### Exercise requirements
All lines in which the word "visible" occurs are to be extracted.

╭─ Data shown

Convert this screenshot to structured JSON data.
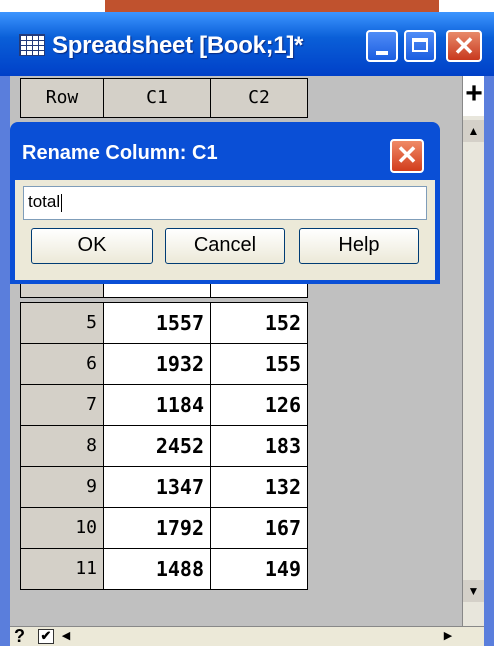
{
  "window": {
    "title": "Spreadsheet [Book;1]*"
  },
  "grid": {
    "columns": [
      "Row",
      "C1",
      "C2"
    ],
    "rows": [
      {
        "row": "5",
        "c1": "1557",
        "c2": "152"
      },
      {
        "row": "6",
        "c1": "1932",
        "c2": "155"
      },
      {
        "row": "7",
        "c1": "1184",
        "c2": "126"
      },
      {
        "row": "8",
        "c1": "2452",
        "c2": "183"
      },
      {
        "row": "9",
        "c1": "1347",
        "c2": "132"
      },
      {
        "row": "10",
        "c1": "1792",
        "c2": "167"
      },
      {
        "row": "11",
        "c1": "1488",
        "c2": "149"
      }
    ],
    "add_column_label": "+"
  },
  "dialog": {
    "title": "Rename Column: C1",
    "input_value": "total",
    "ok_label": "OK",
    "cancel_label": "Cancel",
    "help_label": "Help"
  },
  "statusbar": {
    "help_label": "?",
    "checkbox_checked": true
  }
}
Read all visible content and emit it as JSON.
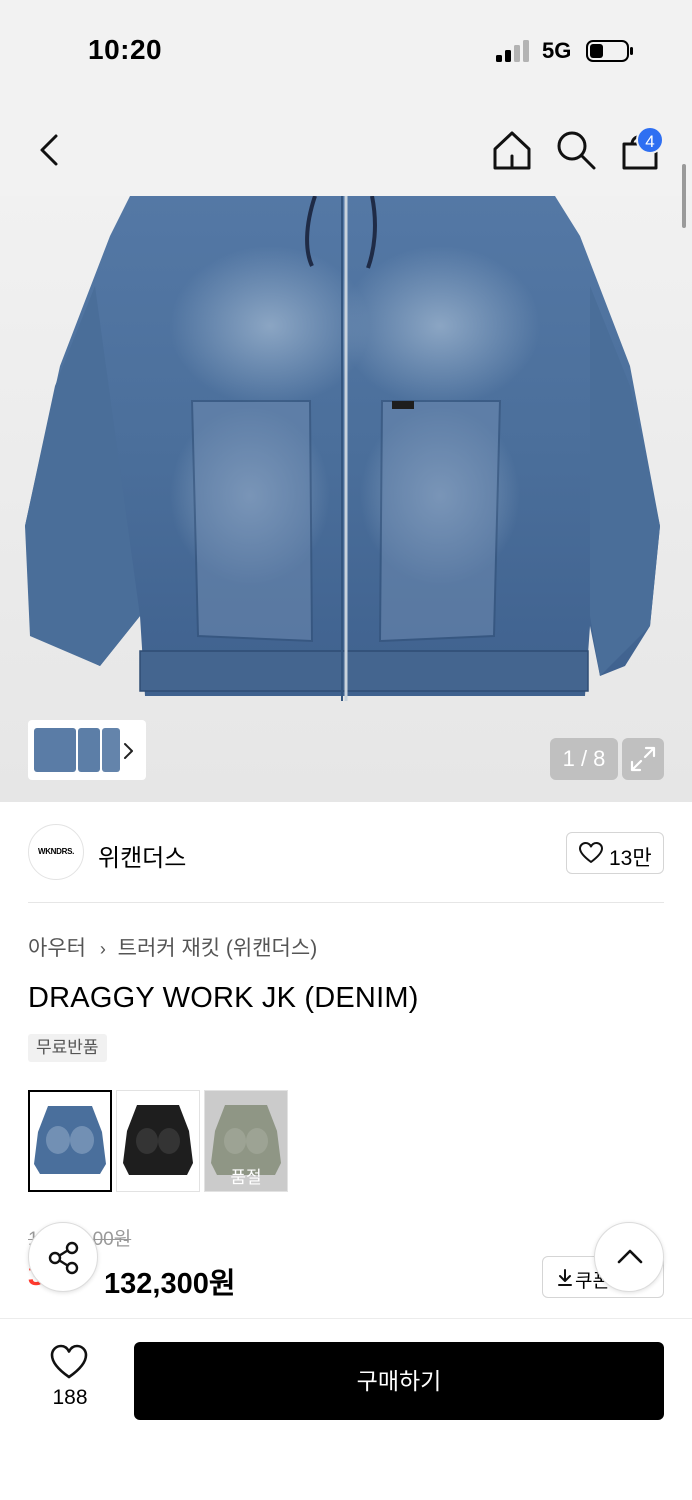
{
  "status_bar": {
    "time": "10:20",
    "network": "5G"
  },
  "header": {
    "cart_count": "4"
  },
  "gallery": {
    "counter": "1 / 8"
  },
  "brand": {
    "logo_text": "WKNDRS.",
    "name": "위캔더스",
    "likes": "13만"
  },
  "product": {
    "breadcrumb": [
      "아우터",
      "트러커 재킷 (위캔더스)"
    ],
    "title": "DRAGGY WORK JK (DENIM)",
    "tag": "무료반품",
    "swatches": [
      {
        "color_name": "denim",
        "color": "#4a6f9c",
        "selected": true
      },
      {
        "color_name": "black",
        "color": "#1e1e1e",
        "selected": false
      },
      {
        "color_name": "olive",
        "color": "#7a8a64",
        "selected": false,
        "sold_out_label": "품절"
      }
    ]
  },
  "price": {
    "original": "1",
    "original_tail": "00원",
    "discount": "3",
    "sale": "132,300원"
  },
  "coupon": {
    "label": "쿠폰"
  },
  "bottom_bar": {
    "wish_count": "188",
    "buy_label": "구매하기"
  },
  "colors": {
    "accent_blue": "#2e6ff2",
    "discount_red": "#ff3a2e",
    "buy_button": "#000000"
  }
}
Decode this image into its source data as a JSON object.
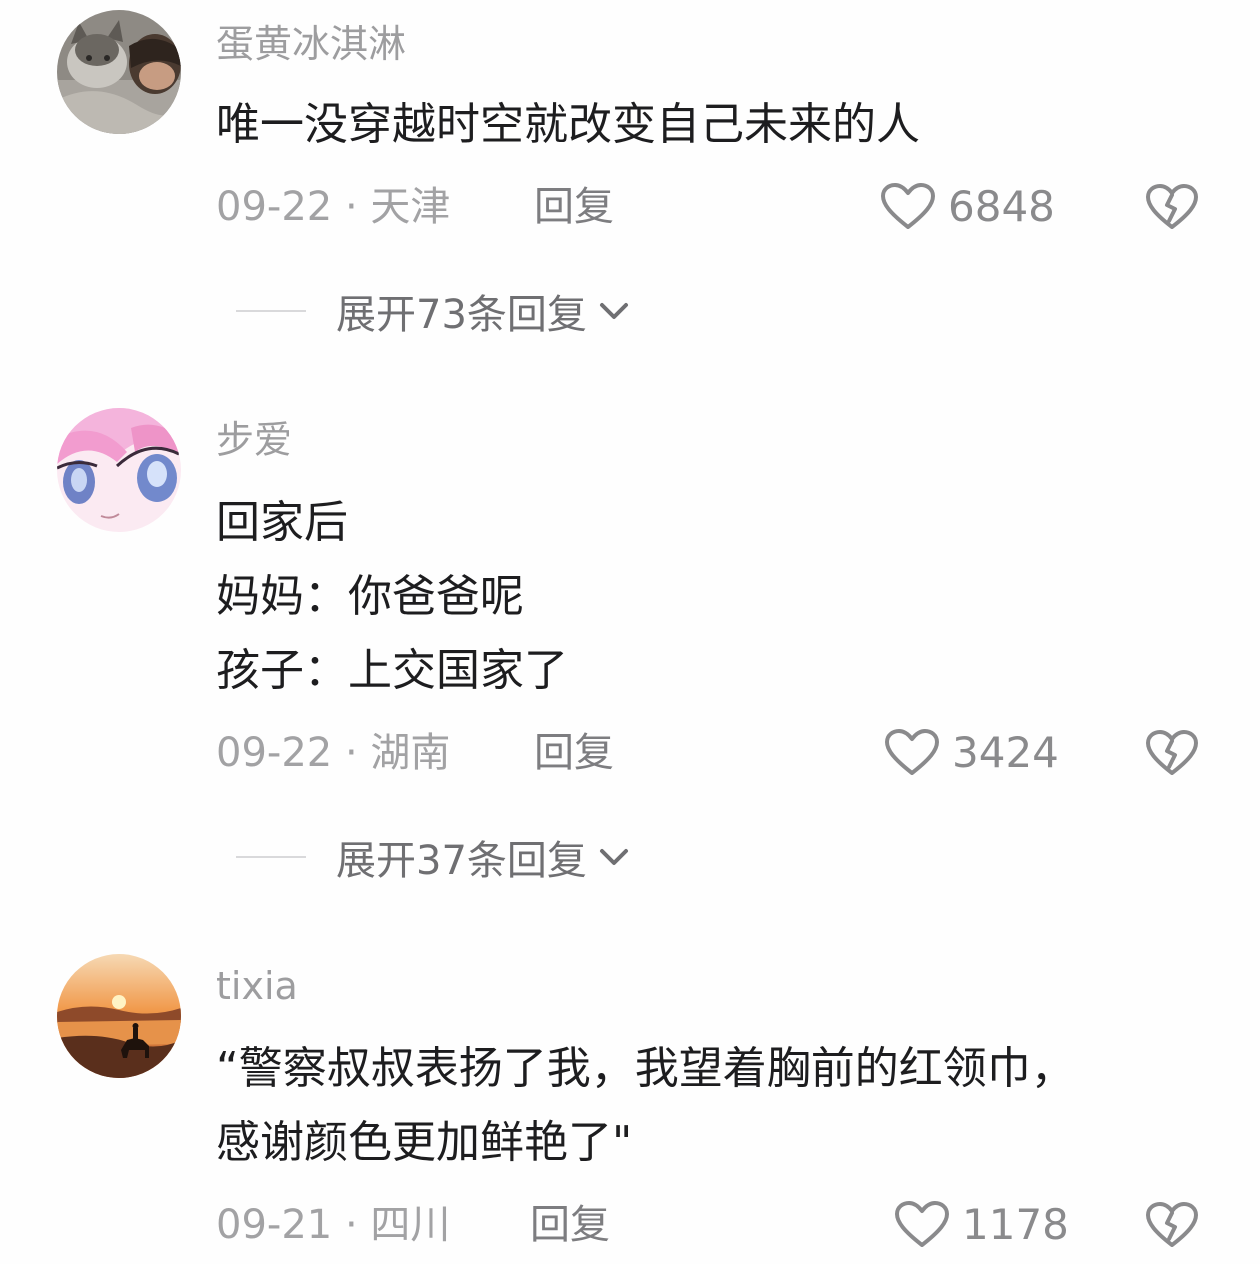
{
  "comments": [
    {
      "username": "蛋黄冰淇淋",
      "lines": [
        "唯一没穿越时空就改变自己未来的人"
      ],
      "date_location": "09-22 · 天津",
      "reply_label": "回复",
      "likes": "6848",
      "expand_label": "展开73条回复",
      "avatar_icon": "cat-photo-avatar"
    },
    {
      "username": "步爱",
      "lines": [
        "回家后",
        "妈妈：你爸爸呢",
        "孩子：上交国家了"
      ],
      "date_location": "09-22 · 湖南",
      "reply_label": "回复",
      "likes": "3424",
      "expand_label": "展开37条回复",
      "avatar_icon": "anime-face-avatar"
    },
    {
      "username": "tixia",
      "lines": [
        "“警察叔叔表扬了我，我望着胸前的红领巾，",
        "感谢颜色更加鲜艳了\""
      ],
      "date_location": "09-21 · 四川",
      "reply_label": "回复",
      "likes": "1178",
      "avatar_icon": "sunset-rider-avatar"
    }
  ],
  "colors": {
    "username": "#9d9d9f",
    "body": "#1d1d1f",
    "meta": "#a2a2a4",
    "icon": "#8a8a8c"
  }
}
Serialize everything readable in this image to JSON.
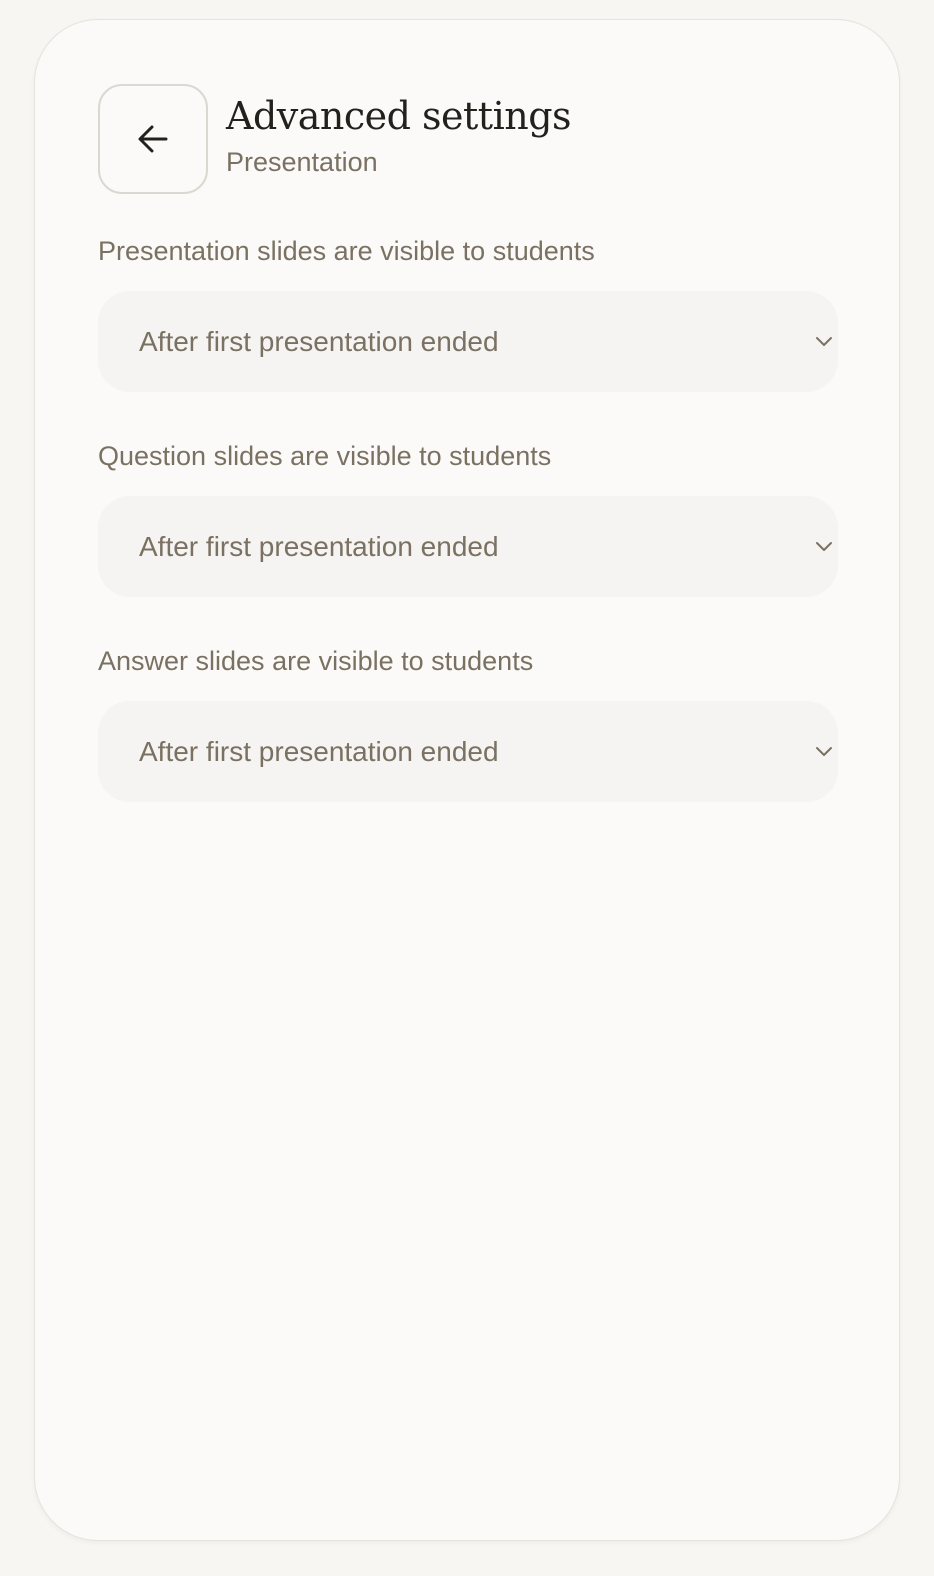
{
  "header": {
    "back_icon": "arrow-left-icon",
    "title": "Advanced settings",
    "subtitle": "Presentation"
  },
  "settings": [
    {
      "label": "Presentation slides are visible to students",
      "value": "After first presentation ended"
    },
    {
      "label": "Question slides are visible to students",
      "value": "After first presentation ended"
    },
    {
      "label": "Answer slides are visible to students",
      "value": "After first presentation ended"
    }
  ],
  "colors": {
    "background": "#f8f6f3",
    "panel": "#fbfaf8",
    "title_text": "#24211d",
    "muted_text": "#7a7162",
    "select_bg": "#f5f4f2"
  }
}
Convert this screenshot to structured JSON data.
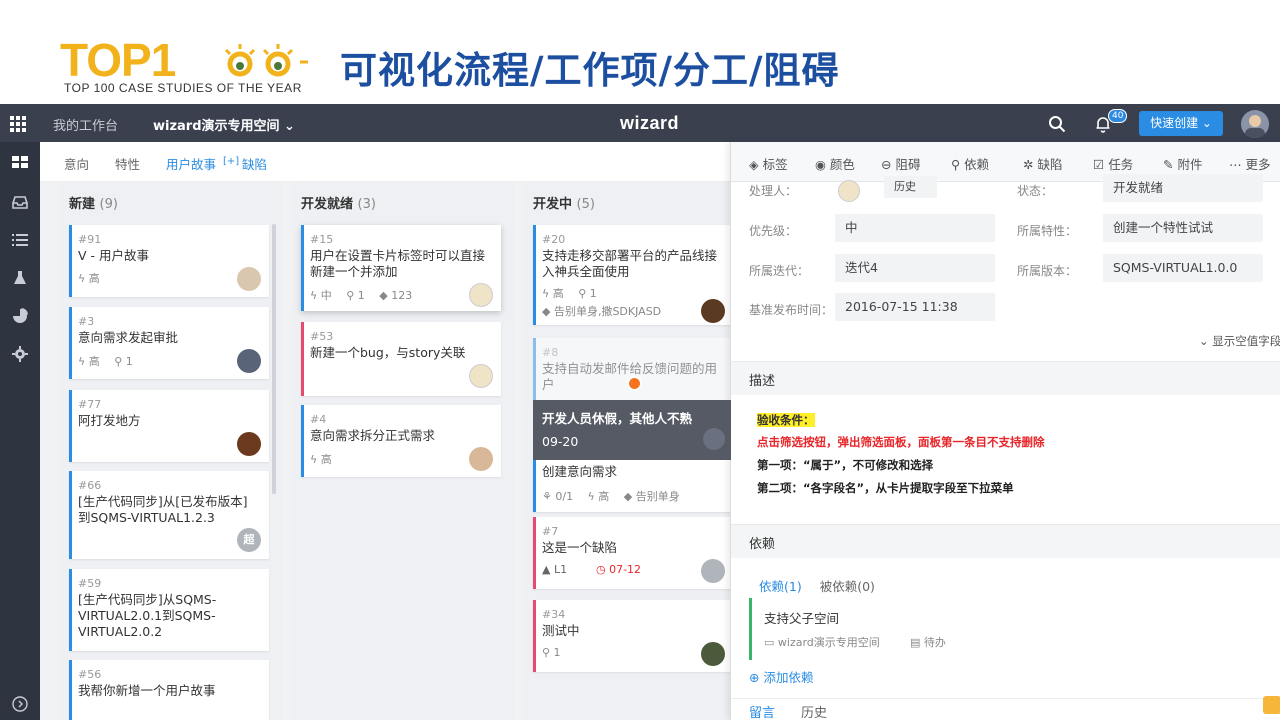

╰─

### Written solution
Read all visible content and emit it as JSON.
      "label": "Presentation slides are visible to students",
      "label": "Question slides are visible to students",
      "label": "Answer slides are visible to students",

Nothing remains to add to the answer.